Give the data below again exactly as written, without its pictures.

=== DATA EXTRACT ===

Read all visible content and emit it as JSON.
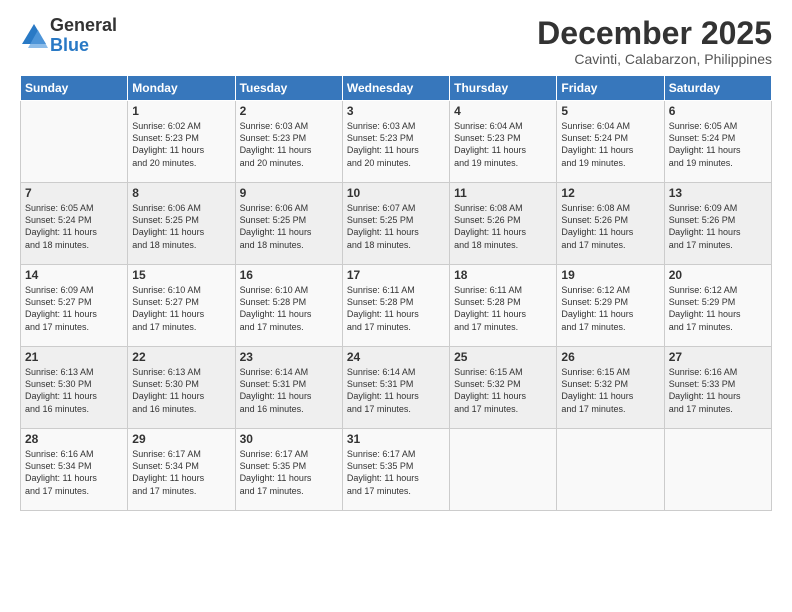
{
  "logo": {
    "general": "General",
    "blue": "Blue"
  },
  "header": {
    "month": "December 2025",
    "location": "Cavinti, Calabarzon, Philippines"
  },
  "days_of_week": [
    "Sunday",
    "Monday",
    "Tuesday",
    "Wednesday",
    "Thursday",
    "Friday",
    "Saturday"
  ],
  "weeks": [
    [
      {
        "day": "",
        "text": ""
      },
      {
        "day": "1",
        "text": "Sunrise: 6:02 AM\nSunset: 5:23 PM\nDaylight: 11 hours\nand 20 minutes."
      },
      {
        "day": "2",
        "text": "Sunrise: 6:03 AM\nSunset: 5:23 PM\nDaylight: 11 hours\nand 20 minutes."
      },
      {
        "day": "3",
        "text": "Sunrise: 6:03 AM\nSunset: 5:23 PM\nDaylight: 11 hours\nand 20 minutes."
      },
      {
        "day": "4",
        "text": "Sunrise: 6:04 AM\nSunset: 5:23 PM\nDaylight: 11 hours\nand 19 minutes."
      },
      {
        "day": "5",
        "text": "Sunrise: 6:04 AM\nSunset: 5:24 PM\nDaylight: 11 hours\nand 19 minutes."
      },
      {
        "day": "6",
        "text": "Sunrise: 6:05 AM\nSunset: 5:24 PM\nDaylight: 11 hours\nand 19 minutes."
      }
    ],
    [
      {
        "day": "7",
        "text": "Sunrise: 6:05 AM\nSunset: 5:24 PM\nDaylight: 11 hours\nand 18 minutes."
      },
      {
        "day": "8",
        "text": "Sunrise: 6:06 AM\nSunset: 5:25 PM\nDaylight: 11 hours\nand 18 minutes."
      },
      {
        "day": "9",
        "text": "Sunrise: 6:06 AM\nSunset: 5:25 PM\nDaylight: 11 hours\nand 18 minutes."
      },
      {
        "day": "10",
        "text": "Sunrise: 6:07 AM\nSunset: 5:25 PM\nDaylight: 11 hours\nand 18 minutes."
      },
      {
        "day": "11",
        "text": "Sunrise: 6:08 AM\nSunset: 5:26 PM\nDaylight: 11 hours\nand 18 minutes."
      },
      {
        "day": "12",
        "text": "Sunrise: 6:08 AM\nSunset: 5:26 PM\nDaylight: 11 hours\nand 17 minutes."
      },
      {
        "day": "13",
        "text": "Sunrise: 6:09 AM\nSunset: 5:26 PM\nDaylight: 11 hours\nand 17 minutes."
      }
    ],
    [
      {
        "day": "14",
        "text": "Sunrise: 6:09 AM\nSunset: 5:27 PM\nDaylight: 11 hours\nand 17 minutes."
      },
      {
        "day": "15",
        "text": "Sunrise: 6:10 AM\nSunset: 5:27 PM\nDaylight: 11 hours\nand 17 minutes."
      },
      {
        "day": "16",
        "text": "Sunrise: 6:10 AM\nSunset: 5:28 PM\nDaylight: 11 hours\nand 17 minutes."
      },
      {
        "day": "17",
        "text": "Sunrise: 6:11 AM\nSunset: 5:28 PM\nDaylight: 11 hours\nand 17 minutes."
      },
      {
        "day": "18",
        "text": "Sunrise: 6:11 AM\nSunset: 5:28 PM\nDaylight: 11 hours\nand 17 minutes."
      },
      {
        "day": "19",
        "text": "Sunrise: 6:12 AM\nSunset: 5:29 PM\nDaylight: 11 hours\nand 17 minutes."
      },
      {
        "day": "20",
        "text": "Sunrise: 6:12 AM\nSunset: 5:29 PM\nDaylight: 11 hours\nand 17 minutes."
      }
    ],
    [
      {
        "day": "21",
        "text": "Sunrise: 6:13 AM\nSunset: 5:30 PM\nDaylight: 11 hours\nand 16 minutes."
      },
      {
        "day": "22",
        "text": "Sunrise: 6:13 AM\nSunset: 5:30 PM\nDaylight: 11 hours\nand 16 minutes."
      },
      {
        "day": "23",
        "text": "Sunrise: 6:14 AM\nSunset: 5:31 PM\nDaylight: 11 hours\nand 16 minutes."
      },
      {
        "day": "24",
        "text": "Sunrise: 6:14 AM\nSunset: 5:31 PM\nDaylight: 11 hours\nand 17 minutes."
      },
      {
        "day": "25",
        "text": "Sunrise: 6:15 AM\nSunset: 5:32 PM\nDaylight: 11 hours\nand 17 minutes."
      },
      {
        "day": "26",
        "text": "Sunrise: 6:15 AM\nSunset: 5:32 PM\nDaylight: 11 hours\nand 17 minutes."
      },
      {
        "day": "27",
        "text": "Sunrise: 6:16 AM\nSunset: 5:33 PM\nDaylight: 11 hours\nand 17 minutes."
      }
    ],
    [
      {
        "day": "28",
        "text": "Sunrise: 6:16 AM\nSunset: 5:34 PM\nDaylight: 11 hours\nand 17 minutes."
      },
      {
        "day": "29",
        "text": "Sunrise: 6:17 AM\nSunset: 5:34 PM\nDaylight: 11 hours\nand 17 minutes."
      },
      {
        "day": "30",
        "text": "Sunrise: 6:17 AM\nSunset: 5:35 PM\nDaylight: 11 hours\nand 17 minutes."
      },
      {
        "day": "31",
        "text": "Sunrise: 6:17 AM\nSunset: 5:35 PM\nDaylight: 11 hours\nand 17 minutes."
      },
      {
        "day": "",
        "text": ""
      },
      {
        "day": "",
        "text": ""
      },
      {
        "day": "",
        "text": ""
      }
    ]
  ]
}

===

▶ **PROBLEM SOLUTION**
Read all visible content and emit it as JSON.
{
  "logo": {
    "general": "General",
    "blue": "Blue"
  },
  "header": {
    "month": "December 2025",
    "location": "Cavinti, Calabarzon, Philippines"
  },
  "days_of_week": [
    "Sunday",
    "Monday",
    "Tuesday",
    "Wednesday",
    "Thursday",
    "Friday",
    "Saturday"
  ],
  "weeks": [
    [
      {
        "day": "",
        "text": ""
      },
      {
        "day": "1",
        "text": "Sunrise: 6:02 AM\nSunset: 5:23 PM\nDaylight: 11 hours\nand 20 minutes."
      },
      {
        "day": "2",
        "text": "Sunrise: 6:03 AM\nSunset: 5:23 PM\nDaylight: 11 hours\nand 20 minutes."
      },
      {
        "day": "3",
        "text": "Sunrise: 6:03 AM\nSunset: 5:23 PM\nDaylight: 11 hours\nand 20 minutes."
      },
      {
        "day": "4",
        "text": "Sunrise: 6:04 AM\nSunset: 5:23 PM\nDaylight: 11 hours\nand 19 minutes."
      },
      {
        "day": "5",
        "text": "Sunrise: 6:04 AM\nSunset: 5:24 PM\nDaylight: 11 hours\nand 19 minutes."
      },
      {
        "day": "6",
        "text": "Sunrise: 6:05 AM\nSunset: 5:24 PM\nDaylight: 11 hours\nand 19 minutes."
      }
    ],
    [
      {
        "day": "7",
        "text": "Sunrise: 6:05 AM\nSunset: 5:24 PM\nDaylight: 11 hours\nand 18 minutes."
      },
      {
        "day": "8",
        "text": "Sunrise: 6:06 AM\nSunset: 5:25 PM\nDaylight: 11 hours\nand 18 minutes."
      },
      {
        "day": "9",
        "text": "Sunrise: 6:06 AM\nSunset: 5:25 PM\nDaylight: 11 hours\nand 18 minutes."
      },
      {
        "day": "10",
        "text": "Sunrise: 6:07 AM\nSunset: 5:25 PM\nDaylight: 11 hours\nand 18 minutes."
      },
      {
        "day": "11",
        "text": "Sunrise: 6:08 AM\nSunset: 5:26 PM\nDaylight: 11 hours\nand 18 minutes."
      },
      {
        "day": "12",
        "text": "Sunrise: 6:08 AM\nSunset: 5:26 PM\nDaylight: 11 hours\nand 17 minutes."
      },
      {
        "day": "13",
        "text": "Sunrise: 6:09 AM\nSunset: 5:26 PM\nDaylight: 11 hours\nand 17 minutes."
      }
    ],
    [
      {
        "day": "14",
        "text": "Sunrise: 6:09 AM\nSunset: 5:27 PM\nDaylight: 11 hours\nand 17 minutes."
      },
      {
        "day": "15",
        "text": "Sunrise: 6:10 AM\nSunset: 5:27 PM\nDaylight: 11 hours\nand 17 minutes."
      },
      {
        "day": "16",
        "text": "Sunrise: 6:10 AM\nSunset: 5:28 PM\nDaylight: 11 hours\nand 17 minutes."
      },
      {
        "day": "17",
        "text": "Sunrise: 6:11 AM\nSunset: 5:28 PM\nDaylight: 11 hours\nand 17 minutes."
      },
      {
        "day": "18",
        "text": "Sunrise: 6:11 AM\nSunset: 5:28 PM\nDaylight: 11 hours\nand 17 minutes."
      },
      {
        "day": "19",
        "text": "Sunrise: 6:12 AM\nSunset: 5:29 PM\nDaylight: 11 hours\nand 17 minutes."
      },
      {
        "day": "20",
        "text": "Sunrise: 6:12 AM\nSunset: 5:29 PM\nDaylight: 11 hours\nand 17 minutes."
      }
    ],
    [
      {
        "day": "21",
        "text": "Sunrise: 6:13 AM\nSunset: 5:30 PM\nDaylight: 11 hours\nand 16 minutes."
      },
      {
        "day": "22",
        "text": "Sunrise: 6:13 AM\nSunset: 5:30 PM\nDaylight: 11 hours\nand 16 minutes."
      },
      {
        "day": "23",
        "text": "Sunrise: 6:14 AM\nSunset: 5:31 PM\nDaylight: 11 hours\nand 16 minutes."
      },
      {
        "day": "24",
        "text": "Sunrise: 6:14 AM\nSunset: 5:31 PM\nDaylight: 11 hours\nand 17 minutes."
      },
      {
        "day": "25",
        "text": "Sunrise: 6:15 AM\nSunset: 5:32 PM\nDaylight: 11 hours\nand 17 minutes."
      },
      {
        "day": "26",
        "text": "Sunrise: 6:15 AM\nSunset: 5:32 PM\nDaylight: 11 hours\nand 17 minutes."
      },
      {
        "day": "27",
        "text": "Sunrise: 6:16 AM\nSunset: 5:33 PM\nDaylight: 11 hours\nand 17 minutes."
      }
    ],
    [
      {
        "day": "28",
        "text": "Sunrise: 6:16 AM\nSunset: 5:34 PM\nDaylight: 11 hours\nand 17 minutes."
      },
      {
        "day": "29",
        "text": "Sunrise: 6:17 AM\nSunset: 5:34 PM\nDaylight: 11 hours\nand 17 minutes."
      },
      {
        "day": "30",
        "text": "Sunrise: 6:17 AM\nSunset: 5:35 PM\nDaylight: 11 hours\nand 17 minutes."
      },
      {
        "day": "31",
        "text": "Sunrise: 6:17 AM\nSunset: 5:35 PM\nDaylight: 11 hours\nand 17 minutes."
      },
      {
        "day": "",
        "text": ""
      },
      {
        "day": "",
        "text": ""
      },
      {
        "day": "",
        "text": ""
      }
    ]
  ]
}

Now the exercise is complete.